Task prompt:
Consider the records below. How many of their lines include the word "with"? State the number and nothing else.

Provided entries:
§ §

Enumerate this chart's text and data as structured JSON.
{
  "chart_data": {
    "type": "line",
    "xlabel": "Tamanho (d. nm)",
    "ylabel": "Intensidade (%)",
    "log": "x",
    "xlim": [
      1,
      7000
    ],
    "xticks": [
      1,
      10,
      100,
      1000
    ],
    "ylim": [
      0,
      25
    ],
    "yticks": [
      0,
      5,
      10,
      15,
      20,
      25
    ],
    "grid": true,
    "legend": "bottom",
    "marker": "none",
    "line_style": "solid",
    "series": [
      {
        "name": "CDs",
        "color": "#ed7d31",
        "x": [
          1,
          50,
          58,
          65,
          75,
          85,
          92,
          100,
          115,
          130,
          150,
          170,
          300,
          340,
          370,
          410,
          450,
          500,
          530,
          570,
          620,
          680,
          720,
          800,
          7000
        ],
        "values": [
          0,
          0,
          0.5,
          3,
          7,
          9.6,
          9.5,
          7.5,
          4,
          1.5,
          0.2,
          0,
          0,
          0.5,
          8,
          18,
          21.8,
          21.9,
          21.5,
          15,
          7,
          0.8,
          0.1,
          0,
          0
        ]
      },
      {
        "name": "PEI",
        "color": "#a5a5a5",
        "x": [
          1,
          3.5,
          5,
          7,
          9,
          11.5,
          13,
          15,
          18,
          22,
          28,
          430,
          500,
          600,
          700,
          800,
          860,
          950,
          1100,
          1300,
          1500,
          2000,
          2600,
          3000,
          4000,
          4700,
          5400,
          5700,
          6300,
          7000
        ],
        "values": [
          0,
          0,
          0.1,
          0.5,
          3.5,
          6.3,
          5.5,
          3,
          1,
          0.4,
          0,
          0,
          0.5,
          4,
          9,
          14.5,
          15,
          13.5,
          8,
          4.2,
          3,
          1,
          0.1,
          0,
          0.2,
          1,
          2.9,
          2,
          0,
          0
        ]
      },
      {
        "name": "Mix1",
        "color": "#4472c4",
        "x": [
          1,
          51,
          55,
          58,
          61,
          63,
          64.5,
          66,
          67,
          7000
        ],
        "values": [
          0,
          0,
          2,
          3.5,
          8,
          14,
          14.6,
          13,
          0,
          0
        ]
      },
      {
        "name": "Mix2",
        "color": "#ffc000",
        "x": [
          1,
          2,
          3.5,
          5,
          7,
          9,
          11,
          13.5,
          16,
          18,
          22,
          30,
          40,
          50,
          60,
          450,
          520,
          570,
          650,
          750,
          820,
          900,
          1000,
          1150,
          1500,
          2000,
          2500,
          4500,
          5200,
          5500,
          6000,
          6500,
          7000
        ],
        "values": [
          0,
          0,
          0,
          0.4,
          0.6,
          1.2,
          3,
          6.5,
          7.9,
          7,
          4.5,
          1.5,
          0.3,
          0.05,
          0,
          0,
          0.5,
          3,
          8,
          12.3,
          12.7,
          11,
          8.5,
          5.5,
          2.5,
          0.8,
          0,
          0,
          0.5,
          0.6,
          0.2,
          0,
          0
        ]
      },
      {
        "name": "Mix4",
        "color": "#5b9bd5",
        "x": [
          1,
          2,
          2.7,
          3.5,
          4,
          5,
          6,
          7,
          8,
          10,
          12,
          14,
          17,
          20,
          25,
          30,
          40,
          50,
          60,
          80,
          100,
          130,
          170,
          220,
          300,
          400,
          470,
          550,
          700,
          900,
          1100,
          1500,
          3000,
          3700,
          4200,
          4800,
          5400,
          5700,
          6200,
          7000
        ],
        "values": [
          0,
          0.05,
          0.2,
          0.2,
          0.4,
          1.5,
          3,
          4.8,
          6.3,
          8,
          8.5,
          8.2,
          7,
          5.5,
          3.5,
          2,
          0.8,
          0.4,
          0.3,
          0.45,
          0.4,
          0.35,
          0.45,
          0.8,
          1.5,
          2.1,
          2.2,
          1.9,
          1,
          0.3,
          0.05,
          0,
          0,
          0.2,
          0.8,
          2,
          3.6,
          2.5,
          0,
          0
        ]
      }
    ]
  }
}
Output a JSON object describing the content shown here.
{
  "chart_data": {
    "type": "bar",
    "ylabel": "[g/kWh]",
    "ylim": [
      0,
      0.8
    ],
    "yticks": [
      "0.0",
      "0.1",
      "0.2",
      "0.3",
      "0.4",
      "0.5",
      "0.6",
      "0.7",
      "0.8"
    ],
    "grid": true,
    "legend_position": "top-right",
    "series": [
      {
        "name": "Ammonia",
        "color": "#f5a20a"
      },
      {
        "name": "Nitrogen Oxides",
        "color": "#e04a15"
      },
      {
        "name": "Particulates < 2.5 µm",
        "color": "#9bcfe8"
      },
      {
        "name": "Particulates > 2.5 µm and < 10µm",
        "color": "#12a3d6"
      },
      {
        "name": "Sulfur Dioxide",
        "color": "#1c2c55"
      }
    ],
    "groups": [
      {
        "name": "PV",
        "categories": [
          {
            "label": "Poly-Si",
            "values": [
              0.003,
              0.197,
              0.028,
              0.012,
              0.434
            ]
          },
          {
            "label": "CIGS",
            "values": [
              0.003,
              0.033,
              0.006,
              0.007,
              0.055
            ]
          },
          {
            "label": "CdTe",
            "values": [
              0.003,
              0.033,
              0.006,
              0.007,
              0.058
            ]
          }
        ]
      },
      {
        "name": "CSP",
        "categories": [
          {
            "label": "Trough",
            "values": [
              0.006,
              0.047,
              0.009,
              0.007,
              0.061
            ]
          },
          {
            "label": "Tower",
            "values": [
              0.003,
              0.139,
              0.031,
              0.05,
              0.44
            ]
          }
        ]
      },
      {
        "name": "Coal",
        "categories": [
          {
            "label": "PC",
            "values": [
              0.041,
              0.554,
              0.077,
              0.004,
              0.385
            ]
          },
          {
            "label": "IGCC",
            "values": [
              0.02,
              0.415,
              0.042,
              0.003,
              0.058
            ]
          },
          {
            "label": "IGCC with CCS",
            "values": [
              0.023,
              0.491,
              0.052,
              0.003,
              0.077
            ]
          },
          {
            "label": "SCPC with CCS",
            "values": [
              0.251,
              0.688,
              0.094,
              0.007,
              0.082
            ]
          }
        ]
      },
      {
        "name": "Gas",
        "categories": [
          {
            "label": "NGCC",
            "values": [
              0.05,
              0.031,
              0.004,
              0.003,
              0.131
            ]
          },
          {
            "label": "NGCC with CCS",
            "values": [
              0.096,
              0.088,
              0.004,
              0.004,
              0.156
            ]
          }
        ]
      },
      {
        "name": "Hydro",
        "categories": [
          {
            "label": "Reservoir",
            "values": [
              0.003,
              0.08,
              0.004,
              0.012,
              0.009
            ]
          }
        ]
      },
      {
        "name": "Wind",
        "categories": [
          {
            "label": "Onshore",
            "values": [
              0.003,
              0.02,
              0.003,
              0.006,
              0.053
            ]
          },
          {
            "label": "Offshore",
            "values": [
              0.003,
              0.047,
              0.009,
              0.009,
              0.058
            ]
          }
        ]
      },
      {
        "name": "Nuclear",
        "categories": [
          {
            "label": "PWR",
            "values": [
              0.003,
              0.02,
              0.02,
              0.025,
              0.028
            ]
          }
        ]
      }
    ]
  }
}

§ §

Solution to the exercise:
3